(Extracted data entries)
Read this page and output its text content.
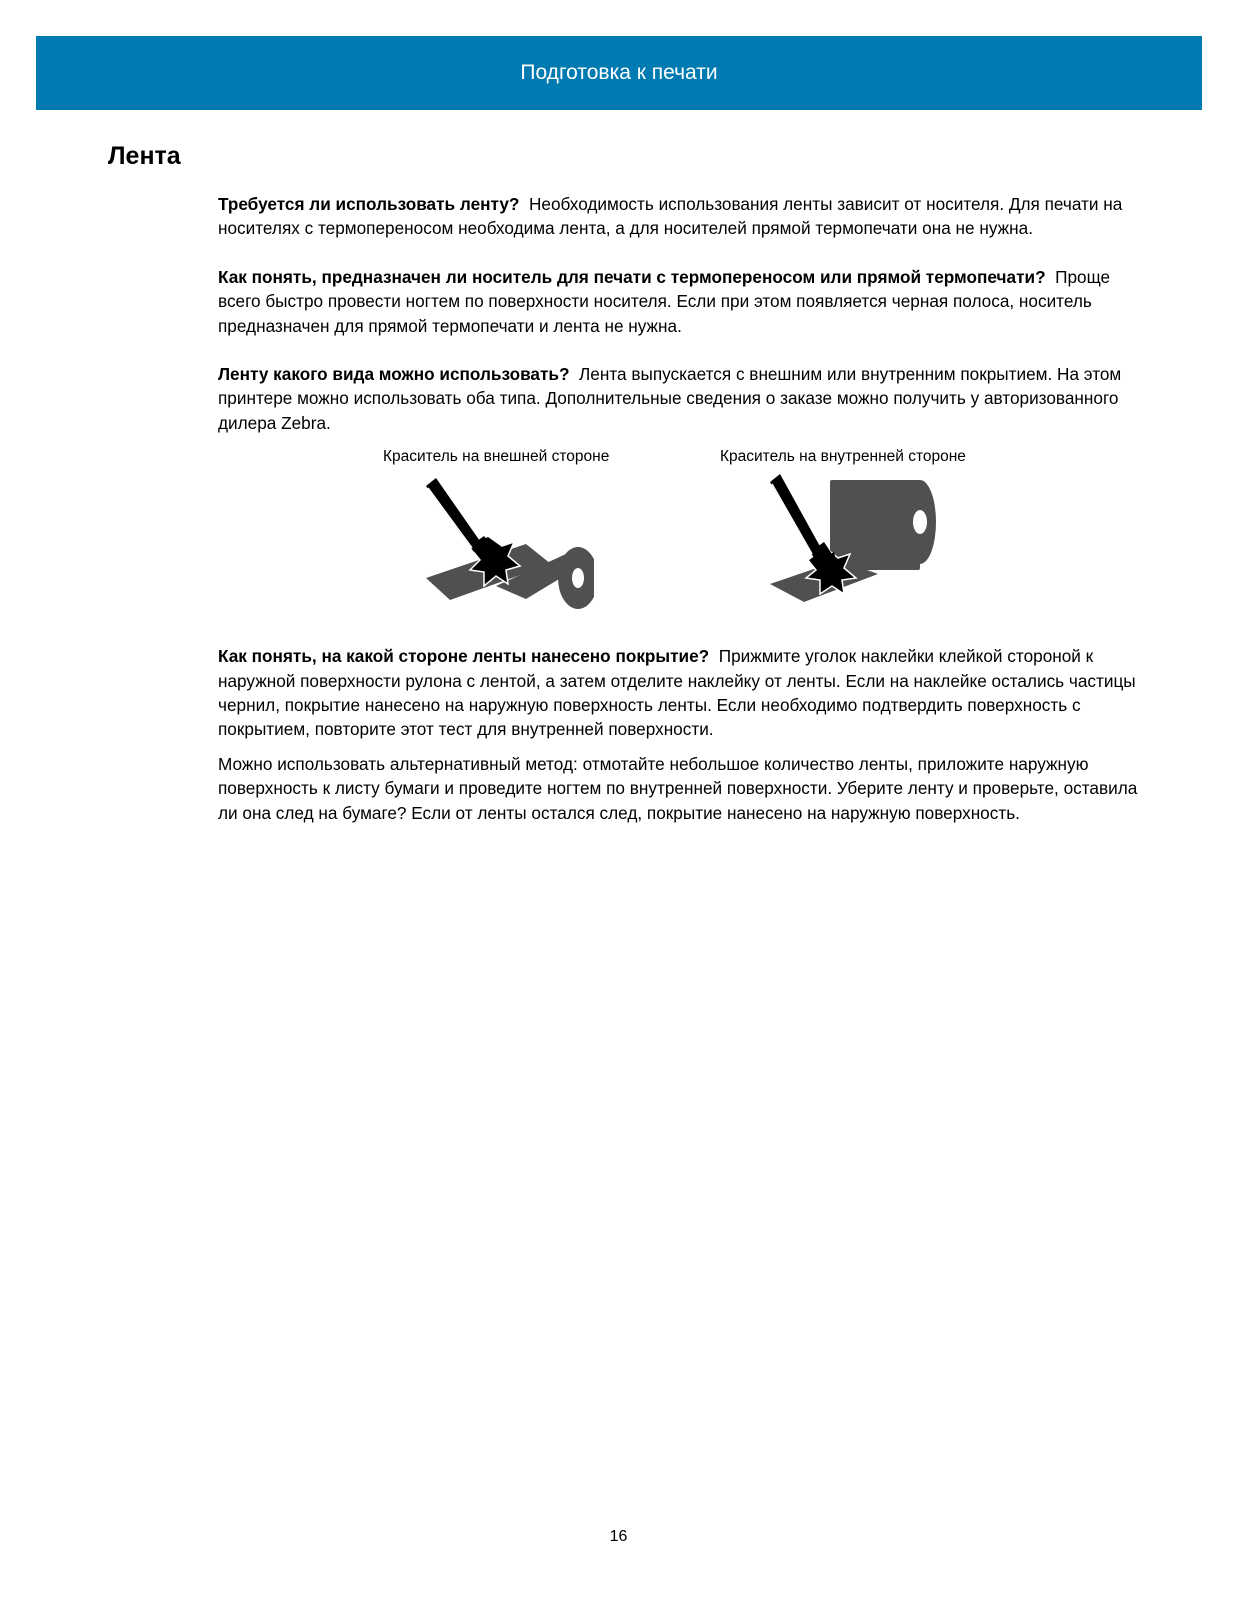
Подготовка к печати
Лента

Требуется ли использовать ленту? Необходимость использования ленты зависит от носителя. Для печати на носителях с термопереносом необходима лента, а для носителей прямой термопечати она не нужна.

Как понять, предназначен ли носитель для печати с термопереносом или прямой термопечати? Проще всего быстро провести ногтем по поверхности носителя. Если при этом появляется черная полоса, носитель предназначен для прямой термопечати и лента не нужна.

Ленту какого вида можно использовать? Лента выпускается с внешним или внутренним покрытием. На этом принтере можно использовать оба типа. Дополнительные сведения о заказе можно получить у авторизованного дилера Zebra.

Краситель на внешней стороне	Краситель на внутренней стороне

Как понять, на какой стороне ленты нанесено покрытие? Прижмите уголок наклейки клейкой стороной к наружной поверхности рулона с лентой, а затем отделите наклейку от ленты. Если на наклейке остались частицы чернил, покрытие нанесено на наружную поверхность ленты. Если необходимо подтвердить поверхность с покрытием, повторите этот тест для внутренней поверхности.

Можно использовать альтернативный метод: отмотайте небольшое количество ленты, приложите наружную поверхность к листу бумаги и проведите ногтем по внутренней поверхности. Уберите ленту и проверьте, оставила ли она след на бумаге? Если от ленты остался след, покрытие нанесено на наружную поверхность.

16
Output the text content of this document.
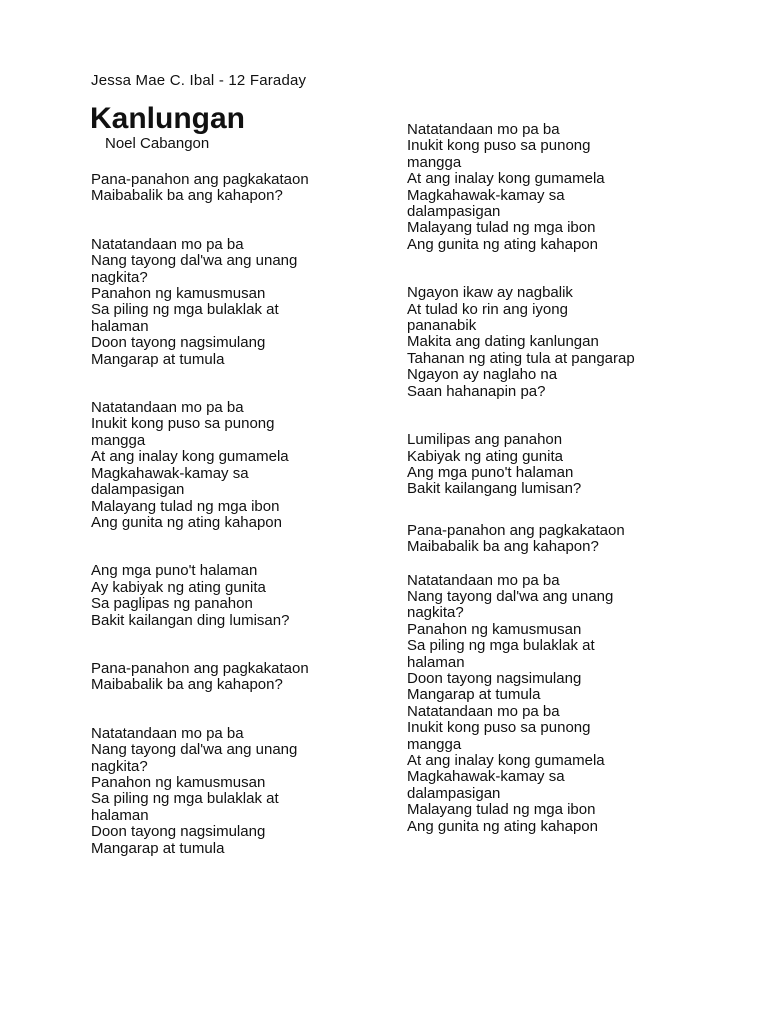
Jessa Mae C. Ibal - 12 Faraday
Kanlungan
Noel Cabangon
Pana-panahon ang pagkakataon
Maibabalik ba ang kahapon?
Natatandaan mo pa ba
Nang tayong dal'wa ang unang
nagkita?
Panahon ng kamusmusan
Sa piling ng mga bulaklak at
halaman
Doon tayong nagsimulang
Mangarap at tumula
Natatandaan mo pa ba
Inukit kong puso sa punong
mangga
At ang inalay kong gumamela
Magkahawak-kamay sa
dalampasigan
Malayang tulad ng mga ibon
Ang gunita ng ating kahapon
Ang mga puno't halaman
Ay kabiyak ng ating gunita
Sa paglipas ng panahon
Bakit kailangan ding lumisan?
Pana-panahon ang pagkakataon
Maibabalik ba ang kahapon?
Natatandaan mo pa ba
Nang tayong dal'wa ang unang
nagkita?
Panahon ng kamusmusan
Sa piling ng mga bulaklak at
halaman
Doon tayong nagsimulang
Mangarap at tumula
Natatandaan mo pa ba
Inukit kong puso sa punong
mangga
At ang inalay kong gumamela
Magkahawak-kamay sa
dalampasigan
Malayang tulad ng mga ibon
Ang gunita ng ating kahapon
Ngayon ikaw ay nagbalik
At tulad ko rin ang iyong
pananabik
Makita ang dating kanlungan
Tahanan ng ating tula at pangarap
Ngayon ay naglaho na
Saan hahanapin pa?
Lumilipas ang panahon
Kabiyak ng ating gunita
Ang mga puno't halaman
Bakit kailangang lumisan?
Pana-panahon ang pagkakataon
Maibabalik ba ang kahapon?
Natatandaan mo pa ba
Nang tayong dal'wa ang unang
nagkita?
Panahon ng kamusmusan
Sa piling ng mga bulaklak at
halaman
Doon tayong nagsimulang
Mangarap at tumula
Natatandaan mo pa ba
Inukit kong puso sa punong
mangga
At ang inalay kong gumamela
Magkahawak-kamay sa
dalampasigan
Malayang tulad ng mga ibon
Ang gunita ng ating kahapon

Short task:
Quote the records above in full, dropping each picture.

Task result:
Read this page and output its text content.
Подготовка к печати
Лента

Требуется ли использовать ленту? Необходимость использования ленты зависит от носителя. Для печати на носителях с термопереносом необходима лента, а для носителей прямой термопечати она не нужна.

Как понять, предназначен ли носитель для печати с термопереносом или прямой термопечати? Проще всего быстро провести ногтем по поверхности носителя. Если при этом появляется черная полоса, носитель предназначен для прямой термопечати и лента не нужна.

Ленту какого вида можно использовать? Лента выпускается с внешним или внутренним покрытием. На этом принтере можно использовать оба типа. Дополнительные сведения о заказе можно получить у авторизованного дилера Zebra.

Краситель на внешней стороне	Краситель на внутренней стороне

Как понять, на какой стороне ленты нанесено покрытие? Прижмите уголок наклейки клейкой стороной к наружной поверхности рулона с лентой, а затем отделите наклейку от ленты. Если на наклейке остались частицы чернил, покрытие нанесено на наружную поверхность ленты. Если необходимо подтвердить поверхность с покрытием, повторите этот тест для внутренней поверхности.

Можно использовать альтернативный метод: отмотайте небольшое количество ленты, приложите наружную поверхность к листу бумаги и проведите ногтем по внутренней поверхности. Уберите ленту и проверьте, оставила ли она след на бумаге? Если от ленты остался след, покрытие нанесено на наружную поверхность.

16
Output the text content of this document.
Jessa Mae C. Ibal - 12 Faraday
Kanlungan
Noel Cabangon
Pana-panahon ang pagkakataon
Maibabalik ba ang kahapon?
Natatandaan mo pa ba
Nang tayong dal'wa ang unang
nagkita?
Panahon ng kamusmusan
Sa piling ng mga bulaklak at
halaman
Doon tayong nagsimulang
Mangarap at tumula
Natatandaan mo pa ba
Inukit kong puso sa punong
mangga
At ang inalay kong gumamela
Magkahawak-kamay sa
dalampasigan
Malayang tulad ng mga ibon
Ang gunita ng ating kahapon
Ang mga puno't halaman
Ay kabiyak ng ating gunita
Sa paglipas ng panahon
Bakit kailangan ding lumisan?
Pana-panahon ang pagkakataon
Maibabalik ba ang kahapon?
Natatandaan mo pa ba
Nang tayong dal'wa ang unang
nagkita?
Panahon ng kamusmusan
Sa piling ng mga bulaklak at
halaman
Doon tayong nagsimulang
Mangarap at tumula
Natatandaan mo pa ba
Inukit kong puso sa punong
mangga
At ang inalay kong gumamela
Magkahawak-kamay sa
dalampasigan
Malayang tulad ng mga ibon
Ang gunita ng ating kahapon
Ngayon ikaw ay nagbalik
At tulad ko rin ang iyong
pananabik
Makita ang dating kanlungan
Tahanan ng ating tula at pangarap
Ngayon ay naglaho na
Saan hahanapin pa?
Lumilipas ang panahon
Kabiyak ng ating gunita
Ang mga puno't halaman
Bakit kailangang lumisan?
Pana-panahon ang pagkakataon
Maibabalik ba ang kahapon?
Natatandaan mo pa ba
Nang tayong dal'wa ang unang
nagkita?
Panahon ng kamusmusan
Sa piling ng mga bulaklak at
halaman
Doon tayong nagsimulang
Mangarap at tumula
Natatandaan mo pa ba
Inukit kong puso sa punong
mangga
At ang inalay kong gumamela
Magkahawak-kamay sa
dalampasigan
Malayang tulad ng mga ibon
Ang gunita ng ating kahapon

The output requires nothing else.